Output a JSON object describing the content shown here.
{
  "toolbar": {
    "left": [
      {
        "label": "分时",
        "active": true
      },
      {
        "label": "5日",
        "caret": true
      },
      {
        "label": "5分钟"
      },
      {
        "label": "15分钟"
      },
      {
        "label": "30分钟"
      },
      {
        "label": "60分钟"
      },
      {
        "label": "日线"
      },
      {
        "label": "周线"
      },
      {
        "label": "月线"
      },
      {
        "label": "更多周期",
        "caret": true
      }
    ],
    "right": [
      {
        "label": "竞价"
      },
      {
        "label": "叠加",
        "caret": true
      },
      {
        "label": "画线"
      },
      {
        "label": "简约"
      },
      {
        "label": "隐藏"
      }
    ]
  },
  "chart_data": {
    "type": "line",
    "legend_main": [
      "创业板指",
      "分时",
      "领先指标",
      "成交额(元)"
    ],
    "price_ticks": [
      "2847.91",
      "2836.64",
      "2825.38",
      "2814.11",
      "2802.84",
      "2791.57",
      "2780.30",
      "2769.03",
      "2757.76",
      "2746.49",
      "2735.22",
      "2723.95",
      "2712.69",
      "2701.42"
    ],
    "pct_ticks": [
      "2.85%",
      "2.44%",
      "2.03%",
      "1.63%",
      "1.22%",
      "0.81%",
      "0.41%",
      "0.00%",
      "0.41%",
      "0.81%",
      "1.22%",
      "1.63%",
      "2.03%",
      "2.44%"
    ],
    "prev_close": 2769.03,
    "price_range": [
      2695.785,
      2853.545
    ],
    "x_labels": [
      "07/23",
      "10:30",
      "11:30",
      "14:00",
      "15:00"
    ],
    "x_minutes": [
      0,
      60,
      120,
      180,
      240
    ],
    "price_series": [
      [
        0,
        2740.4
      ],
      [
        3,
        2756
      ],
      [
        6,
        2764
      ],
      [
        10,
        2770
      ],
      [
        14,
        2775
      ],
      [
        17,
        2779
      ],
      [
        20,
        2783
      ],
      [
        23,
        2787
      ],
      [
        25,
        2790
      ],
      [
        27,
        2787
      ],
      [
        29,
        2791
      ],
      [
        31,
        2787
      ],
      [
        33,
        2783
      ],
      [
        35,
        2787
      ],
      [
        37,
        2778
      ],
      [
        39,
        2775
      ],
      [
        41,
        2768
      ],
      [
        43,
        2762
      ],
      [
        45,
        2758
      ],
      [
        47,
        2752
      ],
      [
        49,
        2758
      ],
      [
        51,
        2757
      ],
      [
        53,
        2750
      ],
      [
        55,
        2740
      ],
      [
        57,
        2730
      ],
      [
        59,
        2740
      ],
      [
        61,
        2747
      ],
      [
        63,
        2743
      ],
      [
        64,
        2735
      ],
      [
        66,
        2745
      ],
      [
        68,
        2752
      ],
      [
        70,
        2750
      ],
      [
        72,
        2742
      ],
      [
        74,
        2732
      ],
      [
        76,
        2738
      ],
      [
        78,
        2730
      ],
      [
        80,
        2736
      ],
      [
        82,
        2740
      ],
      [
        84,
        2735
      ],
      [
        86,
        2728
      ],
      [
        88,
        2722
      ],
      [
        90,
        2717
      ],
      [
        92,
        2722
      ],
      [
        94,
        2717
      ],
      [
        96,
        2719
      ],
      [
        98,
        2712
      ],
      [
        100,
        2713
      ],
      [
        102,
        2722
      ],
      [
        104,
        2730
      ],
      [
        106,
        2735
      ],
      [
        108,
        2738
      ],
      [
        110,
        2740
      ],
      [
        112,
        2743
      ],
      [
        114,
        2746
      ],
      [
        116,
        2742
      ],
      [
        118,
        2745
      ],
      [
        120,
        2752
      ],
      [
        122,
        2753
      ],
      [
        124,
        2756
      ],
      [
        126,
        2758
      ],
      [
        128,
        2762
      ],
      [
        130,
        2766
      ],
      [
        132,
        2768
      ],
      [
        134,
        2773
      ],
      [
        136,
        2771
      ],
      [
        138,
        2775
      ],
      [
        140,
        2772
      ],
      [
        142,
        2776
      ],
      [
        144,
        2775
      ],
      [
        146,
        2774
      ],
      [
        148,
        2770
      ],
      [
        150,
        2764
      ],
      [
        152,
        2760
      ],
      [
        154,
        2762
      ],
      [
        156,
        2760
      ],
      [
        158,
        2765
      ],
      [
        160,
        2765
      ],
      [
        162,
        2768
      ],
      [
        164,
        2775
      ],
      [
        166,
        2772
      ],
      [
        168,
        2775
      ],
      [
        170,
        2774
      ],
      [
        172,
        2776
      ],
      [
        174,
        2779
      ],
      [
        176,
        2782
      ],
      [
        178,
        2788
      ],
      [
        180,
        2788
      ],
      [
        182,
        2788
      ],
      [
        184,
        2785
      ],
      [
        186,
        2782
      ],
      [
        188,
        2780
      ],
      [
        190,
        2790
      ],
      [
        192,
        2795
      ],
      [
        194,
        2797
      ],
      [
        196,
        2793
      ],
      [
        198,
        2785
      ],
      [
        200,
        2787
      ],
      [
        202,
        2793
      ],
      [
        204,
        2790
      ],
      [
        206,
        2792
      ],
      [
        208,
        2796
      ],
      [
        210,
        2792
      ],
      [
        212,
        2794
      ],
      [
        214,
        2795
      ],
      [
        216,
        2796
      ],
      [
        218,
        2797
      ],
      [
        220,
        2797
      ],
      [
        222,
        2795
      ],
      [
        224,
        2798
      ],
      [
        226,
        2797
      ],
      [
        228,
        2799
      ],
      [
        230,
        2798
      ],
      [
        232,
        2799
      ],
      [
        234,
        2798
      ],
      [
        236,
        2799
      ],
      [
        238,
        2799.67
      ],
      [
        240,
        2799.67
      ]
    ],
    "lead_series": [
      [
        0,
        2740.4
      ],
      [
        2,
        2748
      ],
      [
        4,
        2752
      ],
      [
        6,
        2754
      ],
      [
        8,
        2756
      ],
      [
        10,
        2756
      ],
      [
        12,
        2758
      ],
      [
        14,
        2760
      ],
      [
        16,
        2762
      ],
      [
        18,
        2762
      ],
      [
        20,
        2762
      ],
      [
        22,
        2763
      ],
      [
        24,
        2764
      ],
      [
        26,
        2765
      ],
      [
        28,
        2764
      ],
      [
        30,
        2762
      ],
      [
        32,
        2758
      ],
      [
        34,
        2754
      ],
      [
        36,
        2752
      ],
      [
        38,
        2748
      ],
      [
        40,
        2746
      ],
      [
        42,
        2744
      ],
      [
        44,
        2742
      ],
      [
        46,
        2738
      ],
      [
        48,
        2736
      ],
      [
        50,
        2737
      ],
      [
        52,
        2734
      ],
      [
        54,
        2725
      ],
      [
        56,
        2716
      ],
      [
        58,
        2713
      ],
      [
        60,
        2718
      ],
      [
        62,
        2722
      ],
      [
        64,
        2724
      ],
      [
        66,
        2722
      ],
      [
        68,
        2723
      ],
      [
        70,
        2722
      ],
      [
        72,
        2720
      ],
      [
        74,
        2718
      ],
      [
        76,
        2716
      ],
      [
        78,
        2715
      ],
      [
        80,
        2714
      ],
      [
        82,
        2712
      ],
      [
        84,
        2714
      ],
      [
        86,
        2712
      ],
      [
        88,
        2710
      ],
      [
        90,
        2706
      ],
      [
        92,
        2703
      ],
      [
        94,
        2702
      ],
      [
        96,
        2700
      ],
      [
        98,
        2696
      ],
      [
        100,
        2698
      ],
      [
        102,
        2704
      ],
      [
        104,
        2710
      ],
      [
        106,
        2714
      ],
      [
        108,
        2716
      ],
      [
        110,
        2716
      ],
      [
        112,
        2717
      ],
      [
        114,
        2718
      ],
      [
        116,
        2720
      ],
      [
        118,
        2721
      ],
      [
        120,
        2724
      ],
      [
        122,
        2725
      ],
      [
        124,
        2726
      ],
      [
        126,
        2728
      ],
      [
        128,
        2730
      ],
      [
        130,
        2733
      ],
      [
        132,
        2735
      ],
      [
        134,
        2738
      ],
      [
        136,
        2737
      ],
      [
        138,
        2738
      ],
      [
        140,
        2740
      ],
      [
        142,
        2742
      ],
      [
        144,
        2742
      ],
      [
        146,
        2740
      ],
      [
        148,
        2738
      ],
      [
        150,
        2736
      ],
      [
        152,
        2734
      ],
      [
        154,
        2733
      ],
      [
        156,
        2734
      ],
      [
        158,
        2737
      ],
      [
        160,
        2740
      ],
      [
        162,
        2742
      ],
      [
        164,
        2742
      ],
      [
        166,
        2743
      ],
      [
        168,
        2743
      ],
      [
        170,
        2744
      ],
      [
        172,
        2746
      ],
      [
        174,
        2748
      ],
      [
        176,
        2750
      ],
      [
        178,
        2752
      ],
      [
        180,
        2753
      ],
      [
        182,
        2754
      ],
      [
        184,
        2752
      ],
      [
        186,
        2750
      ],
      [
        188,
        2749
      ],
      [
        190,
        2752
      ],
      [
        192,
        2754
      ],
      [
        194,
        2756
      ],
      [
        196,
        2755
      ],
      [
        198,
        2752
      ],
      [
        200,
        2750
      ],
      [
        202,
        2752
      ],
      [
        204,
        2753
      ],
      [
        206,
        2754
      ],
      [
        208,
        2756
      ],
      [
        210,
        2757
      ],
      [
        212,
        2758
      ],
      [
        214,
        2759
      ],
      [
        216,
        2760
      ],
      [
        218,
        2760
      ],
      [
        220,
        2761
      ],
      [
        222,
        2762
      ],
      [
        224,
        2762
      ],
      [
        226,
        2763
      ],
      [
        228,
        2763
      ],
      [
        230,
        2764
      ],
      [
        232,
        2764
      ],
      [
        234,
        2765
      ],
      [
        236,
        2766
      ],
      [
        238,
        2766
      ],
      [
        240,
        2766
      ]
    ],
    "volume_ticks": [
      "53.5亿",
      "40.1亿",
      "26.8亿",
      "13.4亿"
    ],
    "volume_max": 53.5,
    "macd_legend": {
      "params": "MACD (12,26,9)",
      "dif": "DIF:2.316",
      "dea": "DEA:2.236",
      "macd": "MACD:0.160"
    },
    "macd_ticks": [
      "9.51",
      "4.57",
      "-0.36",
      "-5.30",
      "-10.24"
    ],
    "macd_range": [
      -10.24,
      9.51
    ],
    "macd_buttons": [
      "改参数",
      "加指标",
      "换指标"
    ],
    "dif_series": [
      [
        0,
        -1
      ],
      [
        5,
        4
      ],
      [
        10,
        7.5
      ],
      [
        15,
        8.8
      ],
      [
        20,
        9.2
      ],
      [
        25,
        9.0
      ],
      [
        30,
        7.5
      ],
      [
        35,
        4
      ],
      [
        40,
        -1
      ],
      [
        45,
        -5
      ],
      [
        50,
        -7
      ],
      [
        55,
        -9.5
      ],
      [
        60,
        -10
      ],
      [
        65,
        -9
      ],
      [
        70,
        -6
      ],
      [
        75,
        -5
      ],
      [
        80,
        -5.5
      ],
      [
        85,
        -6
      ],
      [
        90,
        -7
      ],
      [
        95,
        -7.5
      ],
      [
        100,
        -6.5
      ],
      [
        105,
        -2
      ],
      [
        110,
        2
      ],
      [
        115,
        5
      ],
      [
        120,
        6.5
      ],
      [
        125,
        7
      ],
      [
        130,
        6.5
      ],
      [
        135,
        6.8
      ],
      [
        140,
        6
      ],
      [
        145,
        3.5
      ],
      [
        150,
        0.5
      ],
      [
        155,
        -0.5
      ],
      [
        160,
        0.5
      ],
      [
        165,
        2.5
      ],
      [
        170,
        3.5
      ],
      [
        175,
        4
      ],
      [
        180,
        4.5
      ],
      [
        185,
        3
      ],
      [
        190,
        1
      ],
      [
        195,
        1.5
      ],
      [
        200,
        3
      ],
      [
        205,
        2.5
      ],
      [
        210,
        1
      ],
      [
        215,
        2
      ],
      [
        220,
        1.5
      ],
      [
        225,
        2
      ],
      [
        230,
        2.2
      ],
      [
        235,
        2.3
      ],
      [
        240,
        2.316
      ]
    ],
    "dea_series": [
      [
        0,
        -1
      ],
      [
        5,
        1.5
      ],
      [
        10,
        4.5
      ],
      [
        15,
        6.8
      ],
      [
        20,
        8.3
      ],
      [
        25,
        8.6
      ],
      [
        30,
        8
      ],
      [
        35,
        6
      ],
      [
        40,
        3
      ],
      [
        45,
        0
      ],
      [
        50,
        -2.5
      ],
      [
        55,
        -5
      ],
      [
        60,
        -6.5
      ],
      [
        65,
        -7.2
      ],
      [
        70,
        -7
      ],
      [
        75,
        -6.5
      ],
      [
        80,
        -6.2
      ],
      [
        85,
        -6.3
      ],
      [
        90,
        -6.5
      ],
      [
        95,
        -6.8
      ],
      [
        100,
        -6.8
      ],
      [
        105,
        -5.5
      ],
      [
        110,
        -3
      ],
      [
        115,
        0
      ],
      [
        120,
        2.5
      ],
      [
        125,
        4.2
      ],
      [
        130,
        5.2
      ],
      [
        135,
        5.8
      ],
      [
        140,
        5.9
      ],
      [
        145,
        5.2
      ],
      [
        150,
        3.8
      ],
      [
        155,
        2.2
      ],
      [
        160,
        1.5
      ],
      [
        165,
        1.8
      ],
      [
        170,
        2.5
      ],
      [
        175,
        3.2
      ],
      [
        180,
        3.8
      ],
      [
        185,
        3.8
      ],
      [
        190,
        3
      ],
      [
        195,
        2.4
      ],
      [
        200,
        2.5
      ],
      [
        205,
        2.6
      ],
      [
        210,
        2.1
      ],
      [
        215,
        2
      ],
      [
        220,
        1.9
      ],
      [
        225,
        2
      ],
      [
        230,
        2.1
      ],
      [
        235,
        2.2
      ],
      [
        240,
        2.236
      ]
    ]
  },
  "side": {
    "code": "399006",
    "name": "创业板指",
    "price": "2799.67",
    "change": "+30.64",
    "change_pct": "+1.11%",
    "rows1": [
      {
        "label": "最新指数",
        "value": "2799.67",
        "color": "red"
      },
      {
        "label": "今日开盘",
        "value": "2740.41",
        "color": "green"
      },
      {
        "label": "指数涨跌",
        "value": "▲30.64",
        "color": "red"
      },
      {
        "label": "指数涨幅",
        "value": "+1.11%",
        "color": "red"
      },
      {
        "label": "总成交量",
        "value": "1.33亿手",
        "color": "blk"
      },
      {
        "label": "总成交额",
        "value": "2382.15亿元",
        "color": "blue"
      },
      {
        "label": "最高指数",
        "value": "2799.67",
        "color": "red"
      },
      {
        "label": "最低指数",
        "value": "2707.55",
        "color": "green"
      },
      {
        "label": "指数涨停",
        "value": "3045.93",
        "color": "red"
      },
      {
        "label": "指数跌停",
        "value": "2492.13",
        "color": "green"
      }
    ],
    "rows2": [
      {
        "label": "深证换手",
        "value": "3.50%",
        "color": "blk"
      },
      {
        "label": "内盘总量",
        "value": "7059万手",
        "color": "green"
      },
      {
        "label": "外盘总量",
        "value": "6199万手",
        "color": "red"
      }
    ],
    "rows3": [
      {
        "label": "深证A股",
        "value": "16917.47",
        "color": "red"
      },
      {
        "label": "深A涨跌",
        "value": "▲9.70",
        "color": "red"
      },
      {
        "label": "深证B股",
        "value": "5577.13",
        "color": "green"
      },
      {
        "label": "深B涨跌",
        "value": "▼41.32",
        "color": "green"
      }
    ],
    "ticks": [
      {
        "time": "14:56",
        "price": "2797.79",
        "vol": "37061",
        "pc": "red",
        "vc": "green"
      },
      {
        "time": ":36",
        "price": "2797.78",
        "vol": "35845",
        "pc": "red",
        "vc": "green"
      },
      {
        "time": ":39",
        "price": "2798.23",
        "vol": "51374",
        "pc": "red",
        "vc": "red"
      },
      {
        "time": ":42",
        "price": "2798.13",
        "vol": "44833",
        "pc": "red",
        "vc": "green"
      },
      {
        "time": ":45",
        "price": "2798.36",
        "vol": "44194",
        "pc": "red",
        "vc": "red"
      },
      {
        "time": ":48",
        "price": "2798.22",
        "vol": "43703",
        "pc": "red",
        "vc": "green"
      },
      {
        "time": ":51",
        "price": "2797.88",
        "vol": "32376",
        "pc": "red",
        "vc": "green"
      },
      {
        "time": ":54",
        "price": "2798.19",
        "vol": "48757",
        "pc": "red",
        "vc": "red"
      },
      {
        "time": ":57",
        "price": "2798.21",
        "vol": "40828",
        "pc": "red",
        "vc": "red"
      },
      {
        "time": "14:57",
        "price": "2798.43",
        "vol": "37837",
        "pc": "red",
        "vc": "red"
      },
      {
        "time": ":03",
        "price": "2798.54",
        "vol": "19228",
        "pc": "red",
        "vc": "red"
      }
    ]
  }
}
============================================================
■ YOUR GOAL:
Collect every line from the records above that contains the word "time".

■ REPLY:
        "time": "14:56",
        "time": ":36",
        "time": ":39",
        "time": ":42",
        "time": ":45",
        "time": ":48",
        "time": ":51",
        "time": ":54",
        "time": ":57",
        "time": "14:57",
        "time": ":03",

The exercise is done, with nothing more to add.